__TASK DIRECTIONS__
Work out the number of lines with the word "автономным" in the material below, then reply with that number only.
* * *
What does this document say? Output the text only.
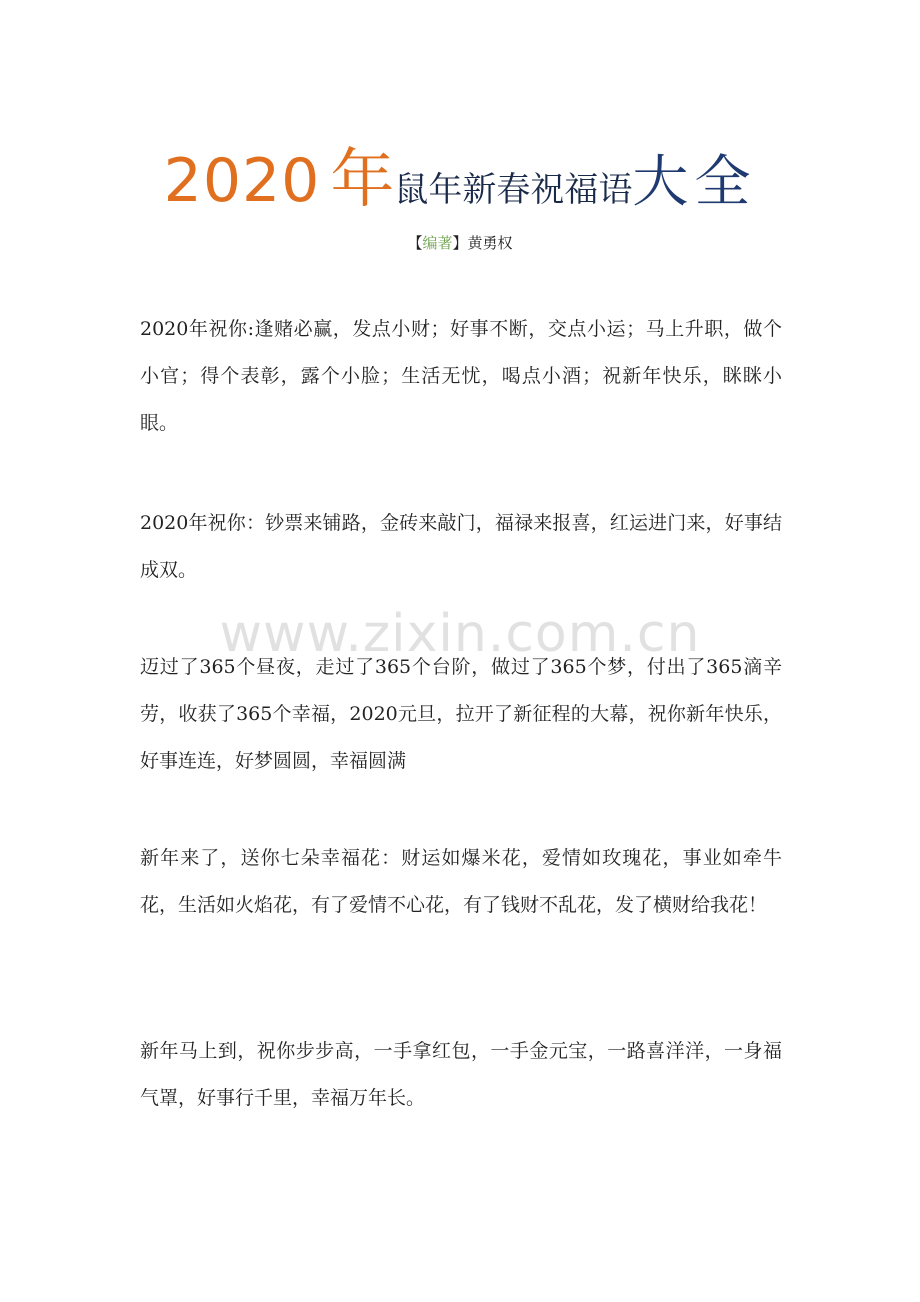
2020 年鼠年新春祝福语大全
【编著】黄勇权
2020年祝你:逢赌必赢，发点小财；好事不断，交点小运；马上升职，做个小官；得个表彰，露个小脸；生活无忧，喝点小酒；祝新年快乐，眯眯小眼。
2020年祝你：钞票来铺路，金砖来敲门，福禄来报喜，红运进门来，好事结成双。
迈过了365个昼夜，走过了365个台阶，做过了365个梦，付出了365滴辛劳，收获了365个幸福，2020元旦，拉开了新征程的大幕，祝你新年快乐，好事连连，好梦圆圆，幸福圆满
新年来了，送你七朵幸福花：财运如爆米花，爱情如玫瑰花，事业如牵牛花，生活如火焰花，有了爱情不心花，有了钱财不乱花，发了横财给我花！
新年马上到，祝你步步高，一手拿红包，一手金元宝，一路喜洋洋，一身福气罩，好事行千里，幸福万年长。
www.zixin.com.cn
* * *
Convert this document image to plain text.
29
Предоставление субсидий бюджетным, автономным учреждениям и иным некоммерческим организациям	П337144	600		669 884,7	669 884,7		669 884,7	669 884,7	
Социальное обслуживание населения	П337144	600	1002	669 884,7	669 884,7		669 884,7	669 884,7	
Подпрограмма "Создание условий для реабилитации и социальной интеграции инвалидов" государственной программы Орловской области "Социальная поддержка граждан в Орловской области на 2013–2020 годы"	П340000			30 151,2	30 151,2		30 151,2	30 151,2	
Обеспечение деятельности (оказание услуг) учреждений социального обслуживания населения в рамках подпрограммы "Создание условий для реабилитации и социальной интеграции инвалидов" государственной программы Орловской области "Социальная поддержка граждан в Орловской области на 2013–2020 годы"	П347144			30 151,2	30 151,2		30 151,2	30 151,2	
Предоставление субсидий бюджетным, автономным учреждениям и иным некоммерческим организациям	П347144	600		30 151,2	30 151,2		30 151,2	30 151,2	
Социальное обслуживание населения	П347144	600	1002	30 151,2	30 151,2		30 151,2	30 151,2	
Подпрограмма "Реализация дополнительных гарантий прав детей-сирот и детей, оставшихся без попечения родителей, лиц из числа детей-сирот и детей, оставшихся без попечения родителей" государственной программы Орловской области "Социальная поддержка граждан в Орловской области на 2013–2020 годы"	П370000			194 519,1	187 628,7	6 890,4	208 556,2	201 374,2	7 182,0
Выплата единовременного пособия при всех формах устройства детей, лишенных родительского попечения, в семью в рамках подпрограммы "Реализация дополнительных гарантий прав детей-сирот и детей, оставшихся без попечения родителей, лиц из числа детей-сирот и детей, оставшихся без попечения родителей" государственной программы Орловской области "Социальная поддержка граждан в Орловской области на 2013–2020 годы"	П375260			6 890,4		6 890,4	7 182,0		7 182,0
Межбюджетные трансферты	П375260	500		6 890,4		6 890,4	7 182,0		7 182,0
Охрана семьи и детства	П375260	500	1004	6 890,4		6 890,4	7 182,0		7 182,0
* * *
__OUTPUT__
2